(Items listed in a dataset)
━━━━━━━━

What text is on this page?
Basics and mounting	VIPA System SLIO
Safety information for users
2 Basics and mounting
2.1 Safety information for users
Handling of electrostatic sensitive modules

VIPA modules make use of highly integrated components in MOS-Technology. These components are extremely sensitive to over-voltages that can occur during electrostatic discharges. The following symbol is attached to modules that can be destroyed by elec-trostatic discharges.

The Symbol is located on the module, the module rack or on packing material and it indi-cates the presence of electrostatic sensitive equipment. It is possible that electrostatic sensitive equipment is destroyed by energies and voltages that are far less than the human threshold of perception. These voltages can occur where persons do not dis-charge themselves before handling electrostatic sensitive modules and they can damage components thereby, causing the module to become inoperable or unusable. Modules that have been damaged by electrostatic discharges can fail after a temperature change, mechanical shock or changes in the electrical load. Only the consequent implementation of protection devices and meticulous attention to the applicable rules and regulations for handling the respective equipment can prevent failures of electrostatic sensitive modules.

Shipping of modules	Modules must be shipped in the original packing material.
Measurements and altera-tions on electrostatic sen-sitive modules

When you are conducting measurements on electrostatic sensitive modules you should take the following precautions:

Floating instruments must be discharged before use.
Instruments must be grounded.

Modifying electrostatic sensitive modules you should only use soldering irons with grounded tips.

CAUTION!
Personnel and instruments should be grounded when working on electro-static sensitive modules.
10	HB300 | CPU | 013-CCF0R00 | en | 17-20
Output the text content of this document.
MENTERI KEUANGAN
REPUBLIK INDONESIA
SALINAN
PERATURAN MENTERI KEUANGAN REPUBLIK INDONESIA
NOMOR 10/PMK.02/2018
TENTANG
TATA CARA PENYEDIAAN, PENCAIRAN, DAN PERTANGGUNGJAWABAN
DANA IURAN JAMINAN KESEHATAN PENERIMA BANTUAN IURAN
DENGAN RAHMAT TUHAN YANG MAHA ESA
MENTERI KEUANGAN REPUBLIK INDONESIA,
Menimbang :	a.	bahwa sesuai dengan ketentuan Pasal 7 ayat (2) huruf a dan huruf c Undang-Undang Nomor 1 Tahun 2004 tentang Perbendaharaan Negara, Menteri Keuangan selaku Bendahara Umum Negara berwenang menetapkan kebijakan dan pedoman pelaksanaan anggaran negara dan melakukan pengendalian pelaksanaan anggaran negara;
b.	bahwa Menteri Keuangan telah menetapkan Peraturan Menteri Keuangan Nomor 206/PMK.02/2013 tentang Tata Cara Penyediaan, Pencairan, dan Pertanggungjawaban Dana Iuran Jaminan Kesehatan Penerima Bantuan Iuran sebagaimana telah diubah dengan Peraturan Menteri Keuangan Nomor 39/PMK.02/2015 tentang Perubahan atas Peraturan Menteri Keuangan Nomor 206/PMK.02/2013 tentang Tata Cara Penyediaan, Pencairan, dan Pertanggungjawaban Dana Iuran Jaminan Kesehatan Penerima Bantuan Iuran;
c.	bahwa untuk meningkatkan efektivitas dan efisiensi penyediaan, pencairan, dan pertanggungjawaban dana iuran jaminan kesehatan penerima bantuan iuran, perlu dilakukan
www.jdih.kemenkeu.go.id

━━━━━━━━

Please repeat the listing exactly, with nothing left out.

- **Answer**:
What text is on this page?
Basics and mounting	VIPA System SLIO
Safety information for users
2 Basics and mounting
2.1 Safety information for users
Handling of electrostatic sensitive modules

VIPA modules make use of highly integrated components in MOS-Technology. These components are extremely sensitive to over-voltages that can occur during electrostatic discharges. The following symbol is attached to modules that can be destroyed by elec-trostatic discharges.

The Symbol is located on the module, the module rack or on packing material and it indi-cates the presence of electrostatic sensitive equipment. It is possible that electrostatic sensitive equipment is destroyed by energies and voltages that are far less than the human threshold of perception. These voltages can occur where persons do not dis-charge themselves before handling electrostatic sensitive modules and they can damage components thereby, causing the module to become inoperable or unusable. Modules that have been damaged by electrostatic discharges can fail after a temperature change, mechanical shock or changes in the electrical load. Only the consequent implementation of protection devices and meticulous attention to the applicable rules and regulations for handling the respective equipment can prevent failures of electrostatic sensitive modules.

Shipping of modules	Modules must be shipped in the original packing material.
Measurements and altera-tions on electrostatic sen-sitive modules

When you are conducting measurements on electrostatic sensitive modules you should take the following precautions:

Floating instruments must be discharged before use.
Instruments must be grounded.

Modifying electrostatic sensitive modules you should only use soldering irons with grounded tips.

CAUTION!
Personnel and instruments should be grounded when working on electro-static sensitive modules.
10	HB300 | CPU | 013-CCF0R00 | en | 17-20
Output the text content of this document.
MENTERI KEUANGAN
REPUBLIK INDONESIA
SALINAN
PERATURAN MENTERI KEUANGAN REPUBLIK INDONESIA
NOMOR 10/PMK.02/2018
TENTANG
TATA CARA PENYEDIAAN, PENCAIRAN, DAN PERTANGGUNGJAWABAN
DANA IURAN JAMINAN KESEHATAN PENERIMA BANTUAN IURAN
DENGAN RAHMAT TUHAN YANG MAHA ESA
MENTERI KEUANGAN REPUBLIK INDONESIA,
Menimbang :	a.	bahwa sesuai dengan ketentuan Pasal 7 ayat (2) huruf a dan huruf c Undang-Undang Nomor 1 Tahun 2004 tentang Perbendaharaan Negara, Menteri Keuangan selaku Bendahara Umum Negara berwenang menetapkan kebijakan dan pedoman pelaksanaan anggaran negara dan melakukan pengendalian pelaksanaan anggaran negara;
b.	bahwa Menteri Keuangan telah menetapkan Peraturan Menteri Keuangan Nomor 206/PMK.02/2013 tentang Tata Cara Penyediaan, Pencairan, dan Pertanggungjawaban Dana Iuran Jaminan Kesehatan Penerima Bantuan Iuran sebagaimana telah diubah dengan Peraturan Menteri Keuangan Nomor 39/PMK.02/2015 tentang Perubahan atas Peraturan Menteri Keuangan Nomor 206/PMK.02/2013 tentang Tata Cara Penyediaan, Pencairan, dan Pertanggungjawaban Dana Iuran Jaminan Kesehatan Penerima Bantuan Iuran;
c.	bahwa untuk meningkatkan efektivitas dan efisiensi penyediaan, pencairan, dan pertanggungjawaban dana iuran jaminan kesehatan penerima bantuan iuran, perlu dilakukan
www.jdih.kemenkeu.go.id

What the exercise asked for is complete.